Output all lines exactly, with nothing added or dropped.

==== Data shown

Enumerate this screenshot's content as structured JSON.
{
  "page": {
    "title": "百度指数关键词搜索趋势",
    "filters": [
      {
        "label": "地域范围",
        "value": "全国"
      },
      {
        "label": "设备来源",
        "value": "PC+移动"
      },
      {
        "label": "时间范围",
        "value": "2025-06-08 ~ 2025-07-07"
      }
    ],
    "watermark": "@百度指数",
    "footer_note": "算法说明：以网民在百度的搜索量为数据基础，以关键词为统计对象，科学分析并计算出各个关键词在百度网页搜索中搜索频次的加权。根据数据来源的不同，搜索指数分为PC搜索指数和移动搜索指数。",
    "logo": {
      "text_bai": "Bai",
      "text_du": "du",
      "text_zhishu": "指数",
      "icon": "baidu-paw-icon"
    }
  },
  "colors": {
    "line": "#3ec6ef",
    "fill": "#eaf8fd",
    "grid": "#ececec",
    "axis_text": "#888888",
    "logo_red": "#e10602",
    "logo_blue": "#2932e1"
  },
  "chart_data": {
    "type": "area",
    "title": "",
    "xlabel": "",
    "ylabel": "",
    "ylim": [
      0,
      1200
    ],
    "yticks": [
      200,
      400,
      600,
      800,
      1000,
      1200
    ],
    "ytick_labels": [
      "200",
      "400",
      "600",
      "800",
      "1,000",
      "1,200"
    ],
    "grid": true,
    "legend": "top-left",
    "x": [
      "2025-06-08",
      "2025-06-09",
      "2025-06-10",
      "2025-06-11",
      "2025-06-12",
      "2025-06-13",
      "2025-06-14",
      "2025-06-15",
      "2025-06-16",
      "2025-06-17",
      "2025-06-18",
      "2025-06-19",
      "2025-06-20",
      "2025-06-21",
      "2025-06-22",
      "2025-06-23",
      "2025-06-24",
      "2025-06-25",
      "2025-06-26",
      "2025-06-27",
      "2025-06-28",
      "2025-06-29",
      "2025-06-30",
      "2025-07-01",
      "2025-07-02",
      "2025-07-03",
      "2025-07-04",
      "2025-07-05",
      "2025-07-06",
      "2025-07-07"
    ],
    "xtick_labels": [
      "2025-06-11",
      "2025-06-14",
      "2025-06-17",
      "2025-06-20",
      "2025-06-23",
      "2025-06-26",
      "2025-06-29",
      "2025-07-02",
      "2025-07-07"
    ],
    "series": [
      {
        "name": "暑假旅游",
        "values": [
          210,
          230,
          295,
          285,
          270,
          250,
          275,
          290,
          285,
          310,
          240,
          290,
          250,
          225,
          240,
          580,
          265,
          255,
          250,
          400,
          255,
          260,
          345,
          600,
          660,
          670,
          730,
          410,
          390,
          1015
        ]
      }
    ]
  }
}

========

Result below ▸
Enumerate this screenshot's content as structured JSON.
{
  "page": {
    "title": "百度指数关键词搜索趋势",
    "filters": [
      {
        "label": "地域范围",
        "value": "全国"
      },
      {
        "label": "设备来源",
        "value": "PC+移动"
      },
      {
        "label": "时间范围",
        "value": "2025-06-08 ~ 2025-07-07"
      }
    ],
    "watermark": "@百度指数",
    "footer_note": "算法说明：以网民在百度的搜索量为数据基础，以关键词为统计对象，科学分析并计算出各个关键词在百度网页搜索中搜索频次的加权。根据数据来源的不同，搜索指数分为PC搜索指数和移动搜索指数。",
    "logo": {
      "text_bai": "Bai",
      "text_du": "du",
      "text_zhishu": "指数",
      "icon": "baidu-paw-icon"
    }
  },
  "colors": {
    "line": "#3ec6ef",
    "fill": "#eaf8fd",
    "grid": "#ececec",
    "axis_text": "#888888",
    "logo_red": "#e10602",
    "logo_blue": "#2932e1"
  },
  "chart_data": {
    "type": "area",
    "title": "",
    "xlabel": "",
    "ylabel": "",
    "ylim": [
      0,
      1200
    ],
    "yticks": [
      200,
      400,
      600,
      800,
      1000,
      1200
    ],
    "ytick_labels": [
      "200",
      "400",
      "600",
      "800",
      "1,000",
      "1,200"
    ],
    "grid": true,
    "legend": "top-left",
    "x": [
      "2025-06-08",
      "2025-06-09",
      "2025-06-10",
      "2025-06-11",
      "2025-06-12",
      "2025-06-13",
      "2025-06-14",
      "2025-06-15",
      "2025-06-16",
      "2025-06-17",
      "2025-06-18",
      "2025-06-19",
      "2025-06-20",
      "2025-06-21",
      "2025-06-22",
      "2025-06-23",
      "2025-06-24",
      "2025-06-25",
      "2025-06-26",
      "2025-06-27",
      "2025-06-28",
      "2025-06-29",
      "2025-06-30",
      "2025-07-01",
      "2025-07-02",
      "2025-07-03",
      "2025-07-04",
      "2025-07-05",
      "2025-07-06",
      "2025-07-07"
    ],
    "xtick_labels": [
      "2025-06-11",
      "2025-06-14",
      "2025-06-17",
      "2025-06-20",
      "2025-06-23",
      "2025-06-26",
      "2025-06-29",
      "2025-07-02",
      "2025-07-07"
    ],
    "series": [
      {
        "name": "暑假旅游",
        "values": [
          210,
          230,
          295,
          285,
          270,
          250,
          275,
          290,
          285,
          310,
          240,
          290,
          250,
          225,
          240,
          580,
          265,
          255,
          250,
          400,
          255,
          260,
          345,
          600,
          660,
          670,
          730,
          410,
          390,
          1015
        ]
      }
    ]
  }
}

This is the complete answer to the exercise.